▶ **Given instruction**:
Copy the whole listing below line for line, changing nothing and leaving out the pictures.

▶ **Data section**:
────────────────────────────────────────

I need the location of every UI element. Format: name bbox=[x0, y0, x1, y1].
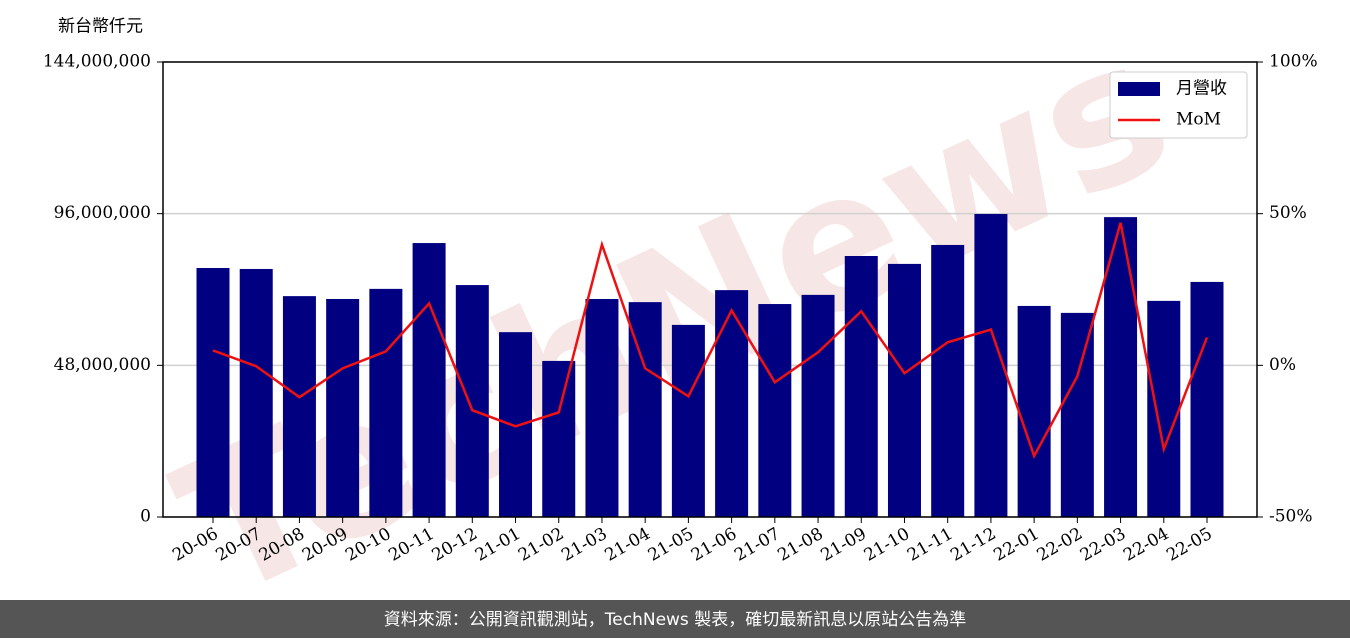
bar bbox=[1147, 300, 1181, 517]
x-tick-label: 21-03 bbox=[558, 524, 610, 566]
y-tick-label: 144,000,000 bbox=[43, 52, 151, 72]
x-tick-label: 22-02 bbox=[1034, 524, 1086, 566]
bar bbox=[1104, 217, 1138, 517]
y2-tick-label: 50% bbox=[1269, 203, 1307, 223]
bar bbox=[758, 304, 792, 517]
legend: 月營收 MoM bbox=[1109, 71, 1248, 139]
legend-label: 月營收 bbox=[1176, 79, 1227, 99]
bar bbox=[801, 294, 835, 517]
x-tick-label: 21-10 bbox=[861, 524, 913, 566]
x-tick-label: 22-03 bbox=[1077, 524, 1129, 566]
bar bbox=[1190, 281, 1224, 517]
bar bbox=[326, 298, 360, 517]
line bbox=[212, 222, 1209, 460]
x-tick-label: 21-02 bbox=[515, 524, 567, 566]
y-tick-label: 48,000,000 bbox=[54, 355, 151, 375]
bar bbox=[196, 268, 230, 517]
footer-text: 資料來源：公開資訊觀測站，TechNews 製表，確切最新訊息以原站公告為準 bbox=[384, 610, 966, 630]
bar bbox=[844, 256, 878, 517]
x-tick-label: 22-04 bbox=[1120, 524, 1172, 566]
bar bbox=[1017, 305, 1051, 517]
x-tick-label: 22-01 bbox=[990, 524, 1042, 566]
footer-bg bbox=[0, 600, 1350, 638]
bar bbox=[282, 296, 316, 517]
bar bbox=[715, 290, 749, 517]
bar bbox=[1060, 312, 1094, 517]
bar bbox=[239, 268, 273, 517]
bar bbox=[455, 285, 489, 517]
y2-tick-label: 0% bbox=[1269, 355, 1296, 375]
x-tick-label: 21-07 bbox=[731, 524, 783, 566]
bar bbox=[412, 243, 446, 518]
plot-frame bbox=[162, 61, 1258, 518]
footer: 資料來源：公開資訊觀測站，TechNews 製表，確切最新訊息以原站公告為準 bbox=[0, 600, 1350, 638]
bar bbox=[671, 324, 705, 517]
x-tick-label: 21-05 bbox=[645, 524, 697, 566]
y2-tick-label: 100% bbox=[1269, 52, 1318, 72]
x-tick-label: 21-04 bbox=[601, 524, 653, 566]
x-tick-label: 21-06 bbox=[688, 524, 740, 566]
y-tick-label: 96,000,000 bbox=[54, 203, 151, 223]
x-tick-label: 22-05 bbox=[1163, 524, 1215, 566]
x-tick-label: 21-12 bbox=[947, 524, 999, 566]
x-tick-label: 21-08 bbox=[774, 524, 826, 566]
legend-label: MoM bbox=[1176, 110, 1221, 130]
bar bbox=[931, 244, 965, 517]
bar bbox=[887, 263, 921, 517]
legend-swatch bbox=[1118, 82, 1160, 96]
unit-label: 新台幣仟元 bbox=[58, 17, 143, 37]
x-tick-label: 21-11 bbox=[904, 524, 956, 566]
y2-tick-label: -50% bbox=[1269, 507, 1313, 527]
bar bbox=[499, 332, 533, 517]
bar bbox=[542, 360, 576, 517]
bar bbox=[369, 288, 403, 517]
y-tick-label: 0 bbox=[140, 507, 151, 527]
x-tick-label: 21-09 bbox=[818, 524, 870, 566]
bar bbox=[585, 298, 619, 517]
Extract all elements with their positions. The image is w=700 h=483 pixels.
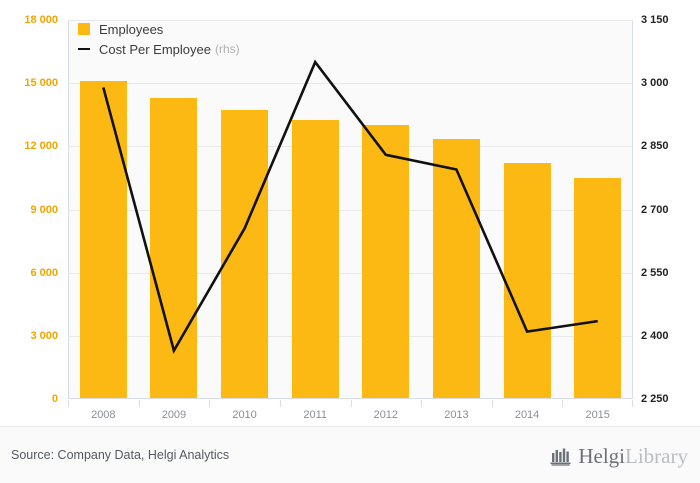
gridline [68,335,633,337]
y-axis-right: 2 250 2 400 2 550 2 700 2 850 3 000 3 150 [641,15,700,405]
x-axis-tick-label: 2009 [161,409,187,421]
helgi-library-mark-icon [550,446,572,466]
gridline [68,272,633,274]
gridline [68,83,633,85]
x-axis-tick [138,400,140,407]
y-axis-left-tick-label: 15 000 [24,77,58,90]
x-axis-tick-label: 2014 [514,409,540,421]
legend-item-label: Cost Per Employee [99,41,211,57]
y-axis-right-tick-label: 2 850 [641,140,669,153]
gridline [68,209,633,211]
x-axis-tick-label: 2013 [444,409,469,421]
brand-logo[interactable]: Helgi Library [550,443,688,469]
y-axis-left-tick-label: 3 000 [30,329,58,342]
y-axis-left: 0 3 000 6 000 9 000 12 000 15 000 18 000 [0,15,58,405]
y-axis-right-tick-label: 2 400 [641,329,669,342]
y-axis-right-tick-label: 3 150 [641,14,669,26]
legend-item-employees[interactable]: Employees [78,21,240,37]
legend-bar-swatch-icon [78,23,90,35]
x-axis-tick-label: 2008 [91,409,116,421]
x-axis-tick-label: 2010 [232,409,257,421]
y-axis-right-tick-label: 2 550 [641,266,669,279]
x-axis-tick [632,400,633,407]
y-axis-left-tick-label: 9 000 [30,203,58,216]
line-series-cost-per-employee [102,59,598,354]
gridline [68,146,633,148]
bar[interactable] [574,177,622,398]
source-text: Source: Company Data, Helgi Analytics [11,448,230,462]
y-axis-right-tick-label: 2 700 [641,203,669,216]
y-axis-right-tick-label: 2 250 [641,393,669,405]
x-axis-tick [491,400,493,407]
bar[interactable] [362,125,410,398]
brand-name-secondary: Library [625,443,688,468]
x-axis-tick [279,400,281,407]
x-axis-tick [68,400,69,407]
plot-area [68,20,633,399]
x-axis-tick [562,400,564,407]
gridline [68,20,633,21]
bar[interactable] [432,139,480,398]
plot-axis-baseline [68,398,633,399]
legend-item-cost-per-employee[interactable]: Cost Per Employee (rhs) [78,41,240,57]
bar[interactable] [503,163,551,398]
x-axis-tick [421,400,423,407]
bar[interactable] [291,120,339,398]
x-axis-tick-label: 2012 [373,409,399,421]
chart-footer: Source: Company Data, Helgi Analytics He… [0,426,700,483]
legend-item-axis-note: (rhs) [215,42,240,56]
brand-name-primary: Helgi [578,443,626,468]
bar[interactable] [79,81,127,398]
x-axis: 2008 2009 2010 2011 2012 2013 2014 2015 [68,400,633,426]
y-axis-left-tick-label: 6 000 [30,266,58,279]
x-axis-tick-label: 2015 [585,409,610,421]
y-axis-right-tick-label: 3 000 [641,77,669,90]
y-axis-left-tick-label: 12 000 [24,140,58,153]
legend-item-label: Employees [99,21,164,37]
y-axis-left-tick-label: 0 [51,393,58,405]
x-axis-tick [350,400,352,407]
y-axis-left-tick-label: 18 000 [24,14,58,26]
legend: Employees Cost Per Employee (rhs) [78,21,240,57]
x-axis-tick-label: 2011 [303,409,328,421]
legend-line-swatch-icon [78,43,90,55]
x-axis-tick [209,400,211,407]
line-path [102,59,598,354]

────────────────────────────────────────

▶ **Response to this task**:
I need the location of every UI element. Format: name bbox=[x0, y0, x1, y1].
bar bbox=[1147, 300, 1181, 517]
x-tick-label: 21-03 bbox=[558, 524, 610, 566]
y-tick-label: 144,000,000 bbox=[43, 52, 151, 72]
x-tick-label: 22-02 bbox=[1034, 524, 1086, 566]
bar bbox=[1104, 217, 1138, 517]
y2-tick-label: 50% bbox=[1269, 203, 1307, 223]
bar bbox=[758, 304, 792, 517]
legend: 月營收 MoM bbox=[1109, 71, 1248, 139]
legend-label: 月營收 bbox=[1176, 79, 1227, 99]
bar bbox=[801, 294, 835, 517]
x-tick-label: 21-10 bbox=[861, 524, 913, 566]
x-tick-label: 22-03 bbox=[1077, 524, 1129, 566]
bar bbox=[1190, 281, 1224, 517]
bar bbox=[326, 298, 360, 517]
line bbox=[212, 222, 1209, 460]
x-tick-label: 21-02 bbox=[515, 524, 567, 566]
y-tick-label: 48,000,000 bbox=[54, 355, 151, 375]
bar bbox=[196, 268, 230, 517]
footer-text: 資料來源：公開資訊觀測站，TechNews 製表，確切最新訊息以原站公告為準 bbox=[384, 610, 966, 630]
bar bbox=[844, 256, 878, 517]
x-tick-label: 22-04 bbox=[1120, 524, 1172, 566]
bar bbox=[1017, 305, 1051, 517]
x-tick-label: 22-01 bbox=[990, 524, 1042, 566]
footer-bg bbox=[0, 600, 1350, 638]
bar bbox=[282, 296, 316, 517]
bar bbox=[715, 290, 749, 517]
bar bbox=[1060, 312, 1094, 517]
bar bbox=[239, 268, 273, 517]
bar bbox=[455, 285, 489, 517]
y2-tick-label: 0% bbox=[1269, 355, 1296, 375]
x-tick-label: 21-07 bbox=[731, 524, 783, 566]
bar bbox=[412, 243, 446, 518]
plot-frame bbox=[162, 61, 1258, 518]
footer: 資料來源：公開資訊觀測站，TechNews 製表，確切最新訊息以原站公告為準 bbox=[0, 600, 1350, 638]
bar bbox=[671, 324, 705, 517]
x-tick-label: 21-05 bbox=[645, 524, 697, 566]
y2-tick-label: 100% bbox=[1269, 52, 1318, 72]
x-tick-label: 21-04 bbox=[601, 524, 653, 566]
x-tick-label: 21-06 bbox=[688, 524, 740, 566]
y-tick-label: 96,000,000 bbox=[54, 203, 151, 223]
x-tick-label: 22-05 bbox=[1163, 524, 1215, 566]
x-tick-label: 21-12 bbox=[947, 524, 999, 566]
x-tick-label: 21-08 bbox=[774, 524, 826, 566]
legend-label: MoM bbox=[1176, 110, 1221, 130]
bar bbox=[931, 244, 965, 517]
bar bbox=[887, 263, 921, 517]
legend-swatch bbox=[1118, 82, 1160, 96]
unit-label: 新台幣仟元 bbox=[58, 17, 143, 37]
x-tick-label: 21-11 bbox=[904, 524, 956, 566]
y2-tick-label: -50% bbox=[1269, 507, 1313, 527]
bar bbox=[499, 332, 533, 517]
bar bbox=[542, 360, 576, 517]
bar bbox=[369, 288, 403, 517]
y-tick-label: 0 bbox=[140, 507, 151, 527]
x-tick-label: 21-09 bbox=[818, 524, 870, 566]
bar bbox=[585, 298, 619, 517]
Extract all elements with their positions. The image is w=700 h=483 pixels.
gridline [68,335,633,337]
y-axis-right: 2 250 2 400 2 550 2 700 2 850 3 000 3 150 [641,15,700,405]
x-axis-tick-label: 2009 [161,409,187,421]
helgi-library-mark-icon [550,446,572,466]
gridline [68,272,633,274]
gridline [68,83,633,85]
x-axis-tick [138,400,140,407]
y-axis-left-tick-label: 15 000 [24,77,58,90]
x-axis-tick-label: 2014 [514,409,540,421]
legend-item-label: Cost Per Employee [99,41,211,57]
y-axis-right-tick-label: 2 850 [641,140,669,153]
gridline [68,209,633,211]
x-axis-tick-label: 2013 [444,409,469,421]
brand-logo[interactable]: Helgi Library [550,443,688,469]
y-axis-left-tick-label: 3 000 [30,329,58,342]
y-axis-left: 0 3 000 6 000 9 000 12 000 15 000 18 000 [0,15,58,405]
y-axis-right-tick-label: 2 400 [641,329,669,342]
y-axis-right-tick-label: 3 150 [641,14,669,26]
legend-item-employees[interactable]: Employees [78,21,240,37]
legend-bar-swatch-icon [78,23,90,35]
x-axis-tick-label: 2008 [91,409,116,421]
x-axis-tick-label: 2010 [232,409,257,421]
y-axis-right-tick-label: 2 550 [641,266,669,279]
x-axis-tick [632,400,633,407]
y-axis-left-tick-label: 9 000 [30,203,58,216]
line-series-cost-per-employee [102,59,598,354]
gridline [68,146,633,148]
bar[interactable] [574,177,622,398]
source-text: Source: Company Data, Helgi Analytics [11,448,230,462]
y-axis-right-tick-label: 2 700 [641,203,669,216]
y-axis-right-tick-label: 2 250 [641,393,669,405]
x-axis-tick [491,400,493,407]
bar[interactable] [362,125,410,398]
brand-name-secondary: Library [625,443,688,468]
x-axis-tick [279,400,281,407]
x-axis-tick [68,400,69,407]
plot-area [68,20,633,399]
x-axis-tick [562,400,564,407]
gridline [68,20,633,21]
bar[interactable] [432,139,480,398]
plot-axis-baseline [68,398,633,399]
legend-item-cost-per-employee[interactable]: Cost Per Employee (rhs) [78,41,240,57]
bar[interactable] [503,163,551,398]
x-axis-tick [421,400,423,407]
bar[interactable] [291,120,339,398]
x-axis-tick-label: 2012 [373,409,399,421]
chart-footer: Source: Company Data, Helgi Analytics He… [0,426,700,483]
legend-item-axis-note: (rhs) [215,42,240,56]
brand-name-primary: Helgi [578,443,626,468]
bar[interactable] [79,81,127,398]
x-axis: 2008 2009 2010 2011 2012 2013 2014 2015 [68,400,633,426]
y-axis-left-tick-label: 6 000 [30,266,58,279]
x-axis-tick-label: 2015 [585,409,610,421]
y-axis-right-tick-label: 3 000 [641,77,669,90]
y-axis-left-tick-label: 12 000 [24,140,58,153]
legend-item-label: Employees [99,21,164,37]
y-axis-left-tick-label: 0 [51,393,58,405]
x-axis-tick [350,400,352,407]
y-axis-left-tick-label: 18 000 [24,14,58,26]
legend: Employees Cost Per Employee (rhs) [78,21,240,57]
x-axis-tick-label: 2011 [303,409,328,421]
legend-line-swatch-icon [78,43,90,55]
x-axis-tick [209,400,211,407]
line-path [102,59,598,354]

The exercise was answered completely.